Lines holding the string "this" are the ones to copy; find them all in the data.

* START EXERCISE INPUTS *

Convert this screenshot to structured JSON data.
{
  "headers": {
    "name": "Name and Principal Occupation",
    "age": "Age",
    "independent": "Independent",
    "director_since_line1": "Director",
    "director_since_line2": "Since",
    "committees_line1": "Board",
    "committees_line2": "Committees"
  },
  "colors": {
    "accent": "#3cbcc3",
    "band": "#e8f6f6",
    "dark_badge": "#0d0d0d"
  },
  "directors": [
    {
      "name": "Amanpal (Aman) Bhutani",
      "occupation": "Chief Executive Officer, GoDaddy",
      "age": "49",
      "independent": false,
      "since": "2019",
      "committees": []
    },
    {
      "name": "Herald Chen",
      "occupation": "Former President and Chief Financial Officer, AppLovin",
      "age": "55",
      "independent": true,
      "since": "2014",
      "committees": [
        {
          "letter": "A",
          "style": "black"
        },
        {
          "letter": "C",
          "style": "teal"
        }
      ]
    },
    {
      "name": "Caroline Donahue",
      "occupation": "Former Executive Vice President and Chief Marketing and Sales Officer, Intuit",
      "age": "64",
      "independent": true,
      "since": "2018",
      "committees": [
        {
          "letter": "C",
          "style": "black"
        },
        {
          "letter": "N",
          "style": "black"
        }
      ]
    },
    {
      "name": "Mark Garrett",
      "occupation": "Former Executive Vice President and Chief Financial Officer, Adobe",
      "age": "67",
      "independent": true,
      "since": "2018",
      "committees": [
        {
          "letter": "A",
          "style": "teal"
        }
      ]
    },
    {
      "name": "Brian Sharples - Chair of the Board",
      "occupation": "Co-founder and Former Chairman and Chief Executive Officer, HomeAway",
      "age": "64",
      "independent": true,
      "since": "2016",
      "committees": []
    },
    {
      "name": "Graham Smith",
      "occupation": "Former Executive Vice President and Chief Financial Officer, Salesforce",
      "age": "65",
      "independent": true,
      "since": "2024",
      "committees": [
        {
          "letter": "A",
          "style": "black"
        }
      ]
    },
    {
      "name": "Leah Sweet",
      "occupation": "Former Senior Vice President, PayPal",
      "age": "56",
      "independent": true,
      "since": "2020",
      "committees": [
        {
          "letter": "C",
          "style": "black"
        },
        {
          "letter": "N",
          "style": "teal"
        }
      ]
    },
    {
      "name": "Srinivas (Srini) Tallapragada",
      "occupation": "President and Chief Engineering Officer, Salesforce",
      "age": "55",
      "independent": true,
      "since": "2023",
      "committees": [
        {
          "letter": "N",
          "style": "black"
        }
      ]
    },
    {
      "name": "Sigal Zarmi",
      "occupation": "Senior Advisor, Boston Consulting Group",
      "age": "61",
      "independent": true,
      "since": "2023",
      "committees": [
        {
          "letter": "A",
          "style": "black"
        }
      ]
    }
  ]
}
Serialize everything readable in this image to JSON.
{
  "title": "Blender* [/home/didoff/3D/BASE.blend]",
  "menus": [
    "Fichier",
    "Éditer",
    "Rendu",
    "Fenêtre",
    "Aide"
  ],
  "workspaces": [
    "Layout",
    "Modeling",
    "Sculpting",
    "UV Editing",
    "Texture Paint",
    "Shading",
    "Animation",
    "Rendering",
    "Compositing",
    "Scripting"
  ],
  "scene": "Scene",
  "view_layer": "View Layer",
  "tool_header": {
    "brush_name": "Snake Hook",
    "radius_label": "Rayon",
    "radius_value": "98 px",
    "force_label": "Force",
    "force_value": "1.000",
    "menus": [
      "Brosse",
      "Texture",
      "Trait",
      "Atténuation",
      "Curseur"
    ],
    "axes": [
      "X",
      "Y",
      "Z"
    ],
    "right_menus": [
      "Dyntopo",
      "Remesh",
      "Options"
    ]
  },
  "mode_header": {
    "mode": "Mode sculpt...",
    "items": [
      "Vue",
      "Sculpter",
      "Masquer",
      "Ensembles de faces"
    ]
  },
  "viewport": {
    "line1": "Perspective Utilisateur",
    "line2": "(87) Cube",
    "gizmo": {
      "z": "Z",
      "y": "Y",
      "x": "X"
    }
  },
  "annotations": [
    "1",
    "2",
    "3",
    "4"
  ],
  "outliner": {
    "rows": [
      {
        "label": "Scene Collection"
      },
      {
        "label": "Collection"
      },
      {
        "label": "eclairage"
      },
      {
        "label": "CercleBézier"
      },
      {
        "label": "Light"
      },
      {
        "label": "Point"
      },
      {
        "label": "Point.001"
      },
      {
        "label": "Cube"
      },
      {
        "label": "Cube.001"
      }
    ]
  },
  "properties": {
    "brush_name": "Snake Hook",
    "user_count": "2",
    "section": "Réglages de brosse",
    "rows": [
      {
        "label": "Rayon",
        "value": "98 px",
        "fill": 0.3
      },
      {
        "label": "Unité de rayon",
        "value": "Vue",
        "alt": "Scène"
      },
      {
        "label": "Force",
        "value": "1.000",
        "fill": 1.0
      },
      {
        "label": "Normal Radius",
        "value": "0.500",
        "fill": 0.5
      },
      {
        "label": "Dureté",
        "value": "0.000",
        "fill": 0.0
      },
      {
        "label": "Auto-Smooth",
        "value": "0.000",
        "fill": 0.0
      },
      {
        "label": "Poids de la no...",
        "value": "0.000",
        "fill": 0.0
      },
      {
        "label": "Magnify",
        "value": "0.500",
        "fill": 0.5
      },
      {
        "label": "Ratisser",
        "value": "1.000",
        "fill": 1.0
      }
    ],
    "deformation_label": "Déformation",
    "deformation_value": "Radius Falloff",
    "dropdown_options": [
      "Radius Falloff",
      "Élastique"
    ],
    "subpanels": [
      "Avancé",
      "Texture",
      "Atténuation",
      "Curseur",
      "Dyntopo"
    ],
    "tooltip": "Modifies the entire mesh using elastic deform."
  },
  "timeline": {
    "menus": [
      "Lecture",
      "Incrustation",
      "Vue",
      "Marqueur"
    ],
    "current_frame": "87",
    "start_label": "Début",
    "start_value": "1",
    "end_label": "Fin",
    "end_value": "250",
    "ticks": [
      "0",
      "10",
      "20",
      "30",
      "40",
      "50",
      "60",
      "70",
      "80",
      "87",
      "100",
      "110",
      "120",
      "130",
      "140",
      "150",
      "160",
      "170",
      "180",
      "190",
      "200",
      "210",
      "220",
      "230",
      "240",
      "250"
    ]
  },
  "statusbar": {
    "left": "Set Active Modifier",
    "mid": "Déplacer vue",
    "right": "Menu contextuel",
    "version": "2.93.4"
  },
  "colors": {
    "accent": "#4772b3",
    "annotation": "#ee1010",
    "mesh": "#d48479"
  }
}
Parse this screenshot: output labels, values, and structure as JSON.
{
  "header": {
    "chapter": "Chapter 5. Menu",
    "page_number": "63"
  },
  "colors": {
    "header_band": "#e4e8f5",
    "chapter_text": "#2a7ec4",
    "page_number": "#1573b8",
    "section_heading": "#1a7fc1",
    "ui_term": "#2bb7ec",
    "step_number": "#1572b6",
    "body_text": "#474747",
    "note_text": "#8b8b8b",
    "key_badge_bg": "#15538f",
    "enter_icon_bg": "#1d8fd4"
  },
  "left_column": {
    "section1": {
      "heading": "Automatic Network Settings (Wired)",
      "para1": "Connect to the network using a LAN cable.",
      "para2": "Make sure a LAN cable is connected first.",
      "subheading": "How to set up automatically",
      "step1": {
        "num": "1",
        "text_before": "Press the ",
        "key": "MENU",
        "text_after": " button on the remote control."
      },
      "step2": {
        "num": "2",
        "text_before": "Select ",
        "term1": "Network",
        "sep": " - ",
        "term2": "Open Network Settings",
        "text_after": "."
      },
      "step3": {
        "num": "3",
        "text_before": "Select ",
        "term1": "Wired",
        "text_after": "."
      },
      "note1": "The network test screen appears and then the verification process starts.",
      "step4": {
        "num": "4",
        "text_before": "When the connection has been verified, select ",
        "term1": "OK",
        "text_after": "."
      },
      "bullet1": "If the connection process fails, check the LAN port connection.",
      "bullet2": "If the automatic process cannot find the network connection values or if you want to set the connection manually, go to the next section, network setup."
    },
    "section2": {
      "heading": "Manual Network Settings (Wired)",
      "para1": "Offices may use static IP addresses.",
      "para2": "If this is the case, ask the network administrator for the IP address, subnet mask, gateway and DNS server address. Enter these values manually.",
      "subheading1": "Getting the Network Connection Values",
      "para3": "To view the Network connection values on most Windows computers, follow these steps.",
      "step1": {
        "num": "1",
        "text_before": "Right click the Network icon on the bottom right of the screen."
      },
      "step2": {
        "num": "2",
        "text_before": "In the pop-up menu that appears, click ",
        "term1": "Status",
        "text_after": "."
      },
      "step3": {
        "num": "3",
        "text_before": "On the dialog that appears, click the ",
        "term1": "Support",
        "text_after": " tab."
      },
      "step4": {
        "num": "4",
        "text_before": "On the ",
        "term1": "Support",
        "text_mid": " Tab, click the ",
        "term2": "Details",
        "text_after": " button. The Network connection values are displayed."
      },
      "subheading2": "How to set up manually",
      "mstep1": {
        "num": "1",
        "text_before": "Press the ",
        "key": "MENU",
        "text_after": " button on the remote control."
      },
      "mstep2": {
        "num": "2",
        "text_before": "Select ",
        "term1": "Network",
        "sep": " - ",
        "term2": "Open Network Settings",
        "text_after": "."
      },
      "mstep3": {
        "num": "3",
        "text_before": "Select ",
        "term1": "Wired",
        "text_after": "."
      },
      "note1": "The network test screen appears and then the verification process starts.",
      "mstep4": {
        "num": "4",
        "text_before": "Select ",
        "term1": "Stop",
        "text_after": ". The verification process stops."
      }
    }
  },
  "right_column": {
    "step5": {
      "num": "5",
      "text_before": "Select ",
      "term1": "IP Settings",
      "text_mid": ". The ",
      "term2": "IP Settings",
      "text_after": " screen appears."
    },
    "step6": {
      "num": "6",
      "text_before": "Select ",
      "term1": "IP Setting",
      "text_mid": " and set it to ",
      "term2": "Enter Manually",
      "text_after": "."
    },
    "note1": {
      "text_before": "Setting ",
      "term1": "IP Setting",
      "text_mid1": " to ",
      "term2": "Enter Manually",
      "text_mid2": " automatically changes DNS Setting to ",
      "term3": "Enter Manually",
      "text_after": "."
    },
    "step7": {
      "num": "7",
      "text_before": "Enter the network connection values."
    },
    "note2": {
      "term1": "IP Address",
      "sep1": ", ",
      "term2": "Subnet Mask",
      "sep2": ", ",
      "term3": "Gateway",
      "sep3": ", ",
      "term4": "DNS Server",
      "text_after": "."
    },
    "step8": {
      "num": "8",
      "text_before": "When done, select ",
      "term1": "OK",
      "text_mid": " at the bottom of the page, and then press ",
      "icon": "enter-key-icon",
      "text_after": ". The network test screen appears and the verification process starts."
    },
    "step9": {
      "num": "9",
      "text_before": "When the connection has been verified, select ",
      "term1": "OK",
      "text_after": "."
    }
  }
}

* END EXERCISE INPUTS *

▸ **EXERCISE RESULT**:
Convert this screenshot to structured JSON data.
Serialize everything readable in this image to JSON.
Parse this screenshot: output labels, values, and structure as JSON.
      "para2": "If this is the case, ask the network administrator for the IP address, subnet mask, gateway and DNS server address. Enter these values manually.",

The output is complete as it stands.